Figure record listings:
— begin —
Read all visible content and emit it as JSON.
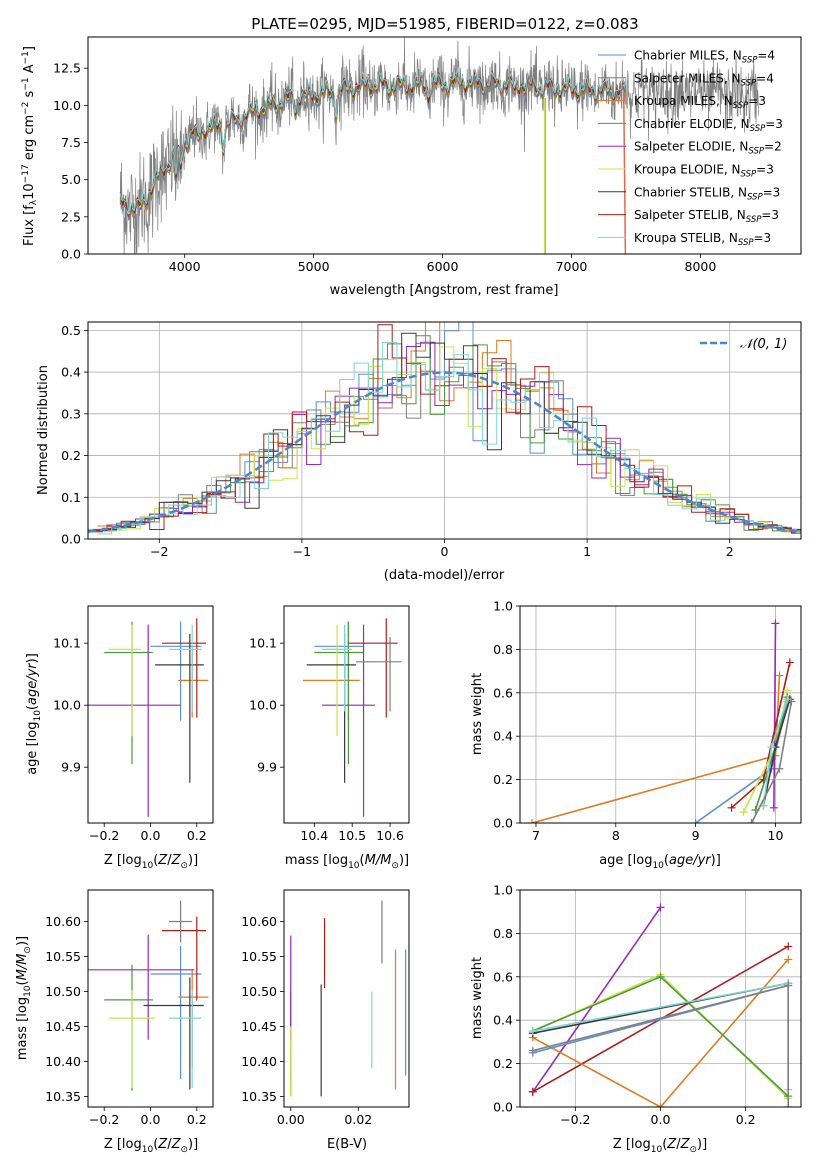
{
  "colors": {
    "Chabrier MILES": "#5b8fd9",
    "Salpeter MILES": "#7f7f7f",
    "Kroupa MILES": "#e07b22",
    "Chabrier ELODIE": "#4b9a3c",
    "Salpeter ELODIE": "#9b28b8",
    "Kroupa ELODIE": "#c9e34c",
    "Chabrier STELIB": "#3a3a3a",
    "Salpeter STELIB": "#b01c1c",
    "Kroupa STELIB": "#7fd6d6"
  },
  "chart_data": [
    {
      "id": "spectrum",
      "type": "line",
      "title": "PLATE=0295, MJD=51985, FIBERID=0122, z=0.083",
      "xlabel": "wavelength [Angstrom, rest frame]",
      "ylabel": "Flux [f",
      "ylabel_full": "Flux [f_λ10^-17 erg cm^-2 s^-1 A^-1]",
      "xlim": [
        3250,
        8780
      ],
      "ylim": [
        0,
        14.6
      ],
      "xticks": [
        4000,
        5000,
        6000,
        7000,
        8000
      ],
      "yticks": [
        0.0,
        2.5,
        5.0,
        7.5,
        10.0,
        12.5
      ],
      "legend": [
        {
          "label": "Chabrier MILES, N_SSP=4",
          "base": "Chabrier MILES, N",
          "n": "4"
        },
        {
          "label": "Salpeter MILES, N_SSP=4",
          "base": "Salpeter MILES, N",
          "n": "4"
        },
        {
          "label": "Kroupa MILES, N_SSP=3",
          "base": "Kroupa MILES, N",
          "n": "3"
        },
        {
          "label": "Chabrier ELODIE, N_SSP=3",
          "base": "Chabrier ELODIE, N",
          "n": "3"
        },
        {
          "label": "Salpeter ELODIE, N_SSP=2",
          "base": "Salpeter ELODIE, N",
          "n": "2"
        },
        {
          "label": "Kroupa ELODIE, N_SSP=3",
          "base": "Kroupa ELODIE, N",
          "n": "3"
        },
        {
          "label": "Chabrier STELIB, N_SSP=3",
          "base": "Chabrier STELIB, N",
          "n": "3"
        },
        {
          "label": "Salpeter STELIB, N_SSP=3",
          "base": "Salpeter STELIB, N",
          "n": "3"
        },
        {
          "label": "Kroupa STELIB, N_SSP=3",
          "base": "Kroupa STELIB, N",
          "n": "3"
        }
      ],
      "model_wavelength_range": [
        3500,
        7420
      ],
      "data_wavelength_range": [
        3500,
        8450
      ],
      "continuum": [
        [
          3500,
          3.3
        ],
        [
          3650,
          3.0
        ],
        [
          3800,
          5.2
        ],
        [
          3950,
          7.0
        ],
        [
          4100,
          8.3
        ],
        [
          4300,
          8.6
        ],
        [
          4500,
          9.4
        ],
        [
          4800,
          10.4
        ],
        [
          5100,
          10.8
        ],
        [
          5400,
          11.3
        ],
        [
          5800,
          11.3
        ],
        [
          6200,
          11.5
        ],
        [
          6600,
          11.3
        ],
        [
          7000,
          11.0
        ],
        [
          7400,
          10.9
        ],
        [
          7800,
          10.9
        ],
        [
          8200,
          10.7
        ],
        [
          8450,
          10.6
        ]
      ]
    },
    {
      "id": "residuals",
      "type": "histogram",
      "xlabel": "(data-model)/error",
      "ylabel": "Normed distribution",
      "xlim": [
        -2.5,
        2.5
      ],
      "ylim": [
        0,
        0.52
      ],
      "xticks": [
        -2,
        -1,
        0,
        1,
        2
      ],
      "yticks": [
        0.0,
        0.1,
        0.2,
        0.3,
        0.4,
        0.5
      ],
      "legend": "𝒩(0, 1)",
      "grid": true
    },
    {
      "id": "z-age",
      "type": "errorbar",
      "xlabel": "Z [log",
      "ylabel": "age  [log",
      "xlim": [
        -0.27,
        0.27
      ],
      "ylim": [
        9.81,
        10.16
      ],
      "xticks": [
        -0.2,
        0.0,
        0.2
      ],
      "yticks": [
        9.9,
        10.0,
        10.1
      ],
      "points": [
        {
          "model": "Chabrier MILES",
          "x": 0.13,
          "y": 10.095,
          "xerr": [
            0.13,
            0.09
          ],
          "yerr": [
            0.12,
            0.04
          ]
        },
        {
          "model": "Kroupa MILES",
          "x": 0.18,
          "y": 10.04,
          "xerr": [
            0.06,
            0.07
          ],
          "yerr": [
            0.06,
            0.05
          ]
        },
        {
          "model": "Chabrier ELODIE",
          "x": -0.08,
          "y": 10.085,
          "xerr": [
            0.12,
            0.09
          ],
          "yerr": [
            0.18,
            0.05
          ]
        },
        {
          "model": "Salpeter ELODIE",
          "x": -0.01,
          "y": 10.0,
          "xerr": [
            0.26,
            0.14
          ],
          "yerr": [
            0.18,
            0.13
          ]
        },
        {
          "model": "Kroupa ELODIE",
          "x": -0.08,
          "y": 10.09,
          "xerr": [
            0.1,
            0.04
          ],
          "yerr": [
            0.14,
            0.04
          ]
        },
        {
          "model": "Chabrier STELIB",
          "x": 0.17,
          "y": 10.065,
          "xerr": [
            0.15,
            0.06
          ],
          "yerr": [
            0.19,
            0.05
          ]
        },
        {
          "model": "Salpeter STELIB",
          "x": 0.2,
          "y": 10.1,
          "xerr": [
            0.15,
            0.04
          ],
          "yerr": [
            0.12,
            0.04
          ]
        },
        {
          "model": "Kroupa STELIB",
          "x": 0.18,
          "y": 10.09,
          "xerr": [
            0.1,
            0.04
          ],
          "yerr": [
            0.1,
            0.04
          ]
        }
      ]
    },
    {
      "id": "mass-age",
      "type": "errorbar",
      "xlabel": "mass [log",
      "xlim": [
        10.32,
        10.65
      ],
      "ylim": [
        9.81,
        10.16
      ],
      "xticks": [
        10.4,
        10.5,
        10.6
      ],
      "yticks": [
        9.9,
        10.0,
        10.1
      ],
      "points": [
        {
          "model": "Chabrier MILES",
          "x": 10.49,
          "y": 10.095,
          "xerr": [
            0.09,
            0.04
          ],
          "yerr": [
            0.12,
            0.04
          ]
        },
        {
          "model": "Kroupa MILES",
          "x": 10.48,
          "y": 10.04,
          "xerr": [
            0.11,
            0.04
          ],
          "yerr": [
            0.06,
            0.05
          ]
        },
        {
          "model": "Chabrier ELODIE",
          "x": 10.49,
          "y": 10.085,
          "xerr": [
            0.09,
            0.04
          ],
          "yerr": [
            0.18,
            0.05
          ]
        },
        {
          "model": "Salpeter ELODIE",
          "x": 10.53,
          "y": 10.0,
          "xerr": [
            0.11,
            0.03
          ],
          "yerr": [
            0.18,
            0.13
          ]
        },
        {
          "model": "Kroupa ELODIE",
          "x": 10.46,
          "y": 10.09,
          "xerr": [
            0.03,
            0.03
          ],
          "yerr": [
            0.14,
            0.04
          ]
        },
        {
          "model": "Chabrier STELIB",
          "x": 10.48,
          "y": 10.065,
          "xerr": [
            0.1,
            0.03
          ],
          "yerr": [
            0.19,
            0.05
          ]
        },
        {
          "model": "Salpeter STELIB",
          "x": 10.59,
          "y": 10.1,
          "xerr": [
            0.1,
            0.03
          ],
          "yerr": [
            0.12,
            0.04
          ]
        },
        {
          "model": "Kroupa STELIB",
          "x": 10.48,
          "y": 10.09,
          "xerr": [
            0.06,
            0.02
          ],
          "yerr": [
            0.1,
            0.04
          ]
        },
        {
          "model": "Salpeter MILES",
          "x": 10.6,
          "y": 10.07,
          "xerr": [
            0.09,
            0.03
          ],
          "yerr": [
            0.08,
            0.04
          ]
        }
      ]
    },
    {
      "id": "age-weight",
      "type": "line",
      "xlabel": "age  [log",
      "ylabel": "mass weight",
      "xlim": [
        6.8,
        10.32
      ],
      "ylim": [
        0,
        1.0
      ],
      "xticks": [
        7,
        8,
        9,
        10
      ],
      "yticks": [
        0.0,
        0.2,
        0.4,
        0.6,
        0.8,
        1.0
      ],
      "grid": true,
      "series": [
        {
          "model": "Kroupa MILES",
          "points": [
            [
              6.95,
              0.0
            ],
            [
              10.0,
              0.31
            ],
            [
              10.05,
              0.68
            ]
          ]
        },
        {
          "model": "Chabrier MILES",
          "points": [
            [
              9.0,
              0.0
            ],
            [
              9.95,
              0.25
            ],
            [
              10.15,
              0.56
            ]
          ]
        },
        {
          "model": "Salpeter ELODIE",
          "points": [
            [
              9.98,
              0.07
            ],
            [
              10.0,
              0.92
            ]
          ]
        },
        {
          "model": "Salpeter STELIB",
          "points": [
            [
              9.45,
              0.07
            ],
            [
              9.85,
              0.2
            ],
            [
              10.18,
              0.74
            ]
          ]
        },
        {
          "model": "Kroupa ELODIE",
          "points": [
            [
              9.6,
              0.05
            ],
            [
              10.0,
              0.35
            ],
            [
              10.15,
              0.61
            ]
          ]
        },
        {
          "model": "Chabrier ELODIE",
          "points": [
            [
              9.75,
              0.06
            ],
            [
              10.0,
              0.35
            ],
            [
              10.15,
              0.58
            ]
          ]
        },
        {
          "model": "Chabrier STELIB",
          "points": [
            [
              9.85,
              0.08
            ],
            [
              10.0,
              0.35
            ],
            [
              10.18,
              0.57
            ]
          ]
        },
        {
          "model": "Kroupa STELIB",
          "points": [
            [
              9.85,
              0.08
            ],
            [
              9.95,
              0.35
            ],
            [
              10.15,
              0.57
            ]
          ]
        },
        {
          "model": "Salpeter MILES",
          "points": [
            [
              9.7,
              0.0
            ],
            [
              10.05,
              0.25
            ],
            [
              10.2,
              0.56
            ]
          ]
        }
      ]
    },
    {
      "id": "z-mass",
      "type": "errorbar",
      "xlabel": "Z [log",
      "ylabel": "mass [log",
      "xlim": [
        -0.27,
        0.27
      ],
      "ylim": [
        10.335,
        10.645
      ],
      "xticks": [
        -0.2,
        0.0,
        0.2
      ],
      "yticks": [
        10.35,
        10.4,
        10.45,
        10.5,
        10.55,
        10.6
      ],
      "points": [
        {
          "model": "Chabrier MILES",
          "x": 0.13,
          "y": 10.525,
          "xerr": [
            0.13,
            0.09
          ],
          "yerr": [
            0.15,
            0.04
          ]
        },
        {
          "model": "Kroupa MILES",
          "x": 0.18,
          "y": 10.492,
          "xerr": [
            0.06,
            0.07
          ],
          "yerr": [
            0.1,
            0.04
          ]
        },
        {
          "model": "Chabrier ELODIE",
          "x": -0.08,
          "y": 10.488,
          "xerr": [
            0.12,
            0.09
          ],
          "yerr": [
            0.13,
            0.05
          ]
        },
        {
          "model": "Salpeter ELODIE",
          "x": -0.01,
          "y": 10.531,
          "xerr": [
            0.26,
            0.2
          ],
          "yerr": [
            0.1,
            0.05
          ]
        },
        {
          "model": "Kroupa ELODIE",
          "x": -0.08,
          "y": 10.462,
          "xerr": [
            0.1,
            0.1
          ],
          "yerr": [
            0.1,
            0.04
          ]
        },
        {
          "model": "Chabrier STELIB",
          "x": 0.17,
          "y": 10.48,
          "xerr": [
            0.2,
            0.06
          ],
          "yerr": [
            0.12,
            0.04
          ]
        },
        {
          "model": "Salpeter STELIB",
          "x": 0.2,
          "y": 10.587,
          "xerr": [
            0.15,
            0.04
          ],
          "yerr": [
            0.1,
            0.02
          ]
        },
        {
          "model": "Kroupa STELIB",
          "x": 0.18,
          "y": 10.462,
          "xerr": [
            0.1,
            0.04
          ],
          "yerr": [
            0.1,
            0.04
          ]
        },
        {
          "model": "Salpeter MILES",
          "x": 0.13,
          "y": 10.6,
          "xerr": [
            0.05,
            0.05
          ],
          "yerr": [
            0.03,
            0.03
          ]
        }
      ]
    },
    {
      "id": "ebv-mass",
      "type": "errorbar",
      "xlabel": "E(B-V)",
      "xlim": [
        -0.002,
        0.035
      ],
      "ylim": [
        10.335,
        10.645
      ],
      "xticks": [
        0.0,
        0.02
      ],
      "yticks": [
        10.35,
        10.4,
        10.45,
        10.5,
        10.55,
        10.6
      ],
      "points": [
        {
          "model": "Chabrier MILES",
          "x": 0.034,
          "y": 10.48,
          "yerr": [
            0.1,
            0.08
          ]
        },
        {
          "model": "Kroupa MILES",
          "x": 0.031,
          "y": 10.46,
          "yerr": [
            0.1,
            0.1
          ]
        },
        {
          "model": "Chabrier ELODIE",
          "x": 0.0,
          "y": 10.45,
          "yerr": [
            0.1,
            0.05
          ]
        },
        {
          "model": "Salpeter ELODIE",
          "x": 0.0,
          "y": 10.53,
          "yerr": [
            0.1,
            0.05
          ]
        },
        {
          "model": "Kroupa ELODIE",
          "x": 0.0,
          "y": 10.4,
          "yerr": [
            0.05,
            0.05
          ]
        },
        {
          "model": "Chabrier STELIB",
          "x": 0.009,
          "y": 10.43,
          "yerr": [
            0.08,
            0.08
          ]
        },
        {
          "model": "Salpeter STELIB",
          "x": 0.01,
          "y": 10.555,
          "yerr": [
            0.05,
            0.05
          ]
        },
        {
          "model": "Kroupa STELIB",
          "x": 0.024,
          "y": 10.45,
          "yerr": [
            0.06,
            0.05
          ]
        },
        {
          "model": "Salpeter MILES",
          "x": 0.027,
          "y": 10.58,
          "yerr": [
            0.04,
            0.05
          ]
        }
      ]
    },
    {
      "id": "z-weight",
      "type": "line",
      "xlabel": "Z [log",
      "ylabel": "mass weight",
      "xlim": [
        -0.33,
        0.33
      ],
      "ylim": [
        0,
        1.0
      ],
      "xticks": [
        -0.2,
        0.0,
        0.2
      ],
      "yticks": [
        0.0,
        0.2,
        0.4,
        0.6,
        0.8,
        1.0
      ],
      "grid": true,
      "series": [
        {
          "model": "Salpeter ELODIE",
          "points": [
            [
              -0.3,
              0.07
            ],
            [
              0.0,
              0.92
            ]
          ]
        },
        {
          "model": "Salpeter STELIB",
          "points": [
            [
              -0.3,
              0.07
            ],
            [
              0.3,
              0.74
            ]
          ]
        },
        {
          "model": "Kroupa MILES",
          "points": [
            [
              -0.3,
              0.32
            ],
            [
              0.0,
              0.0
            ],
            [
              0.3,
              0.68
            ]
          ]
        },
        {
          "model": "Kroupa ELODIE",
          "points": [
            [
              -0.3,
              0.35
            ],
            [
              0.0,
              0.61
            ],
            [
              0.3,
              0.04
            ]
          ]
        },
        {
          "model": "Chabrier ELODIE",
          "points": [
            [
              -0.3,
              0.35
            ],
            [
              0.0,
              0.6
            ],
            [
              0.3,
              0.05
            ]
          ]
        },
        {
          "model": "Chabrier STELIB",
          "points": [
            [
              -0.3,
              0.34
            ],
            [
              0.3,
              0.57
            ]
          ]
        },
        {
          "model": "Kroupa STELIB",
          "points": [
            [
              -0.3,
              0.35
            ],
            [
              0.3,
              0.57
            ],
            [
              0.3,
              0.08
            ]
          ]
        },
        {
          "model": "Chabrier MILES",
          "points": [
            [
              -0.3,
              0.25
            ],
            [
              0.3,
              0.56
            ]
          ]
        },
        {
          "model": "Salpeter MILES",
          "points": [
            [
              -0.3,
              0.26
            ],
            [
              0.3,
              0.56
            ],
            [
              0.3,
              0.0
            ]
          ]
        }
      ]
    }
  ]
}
— end —
▶ **What is being asked**: Copy out each line of the data where the string "xlabel" appears.

▶ **Solved problem**:
      "xlabel": "wavelength [Angstrom, rest frame]",
      "xlabel": "(data-model)/error",
      "xlabel": "Z [log",
      "xlabel": "mass [log",
      "xlabel": "age  [log",
      "xlabel": "Z [log",
      "xlabel": "E(B-V)",
      "xlabel": "Z [log",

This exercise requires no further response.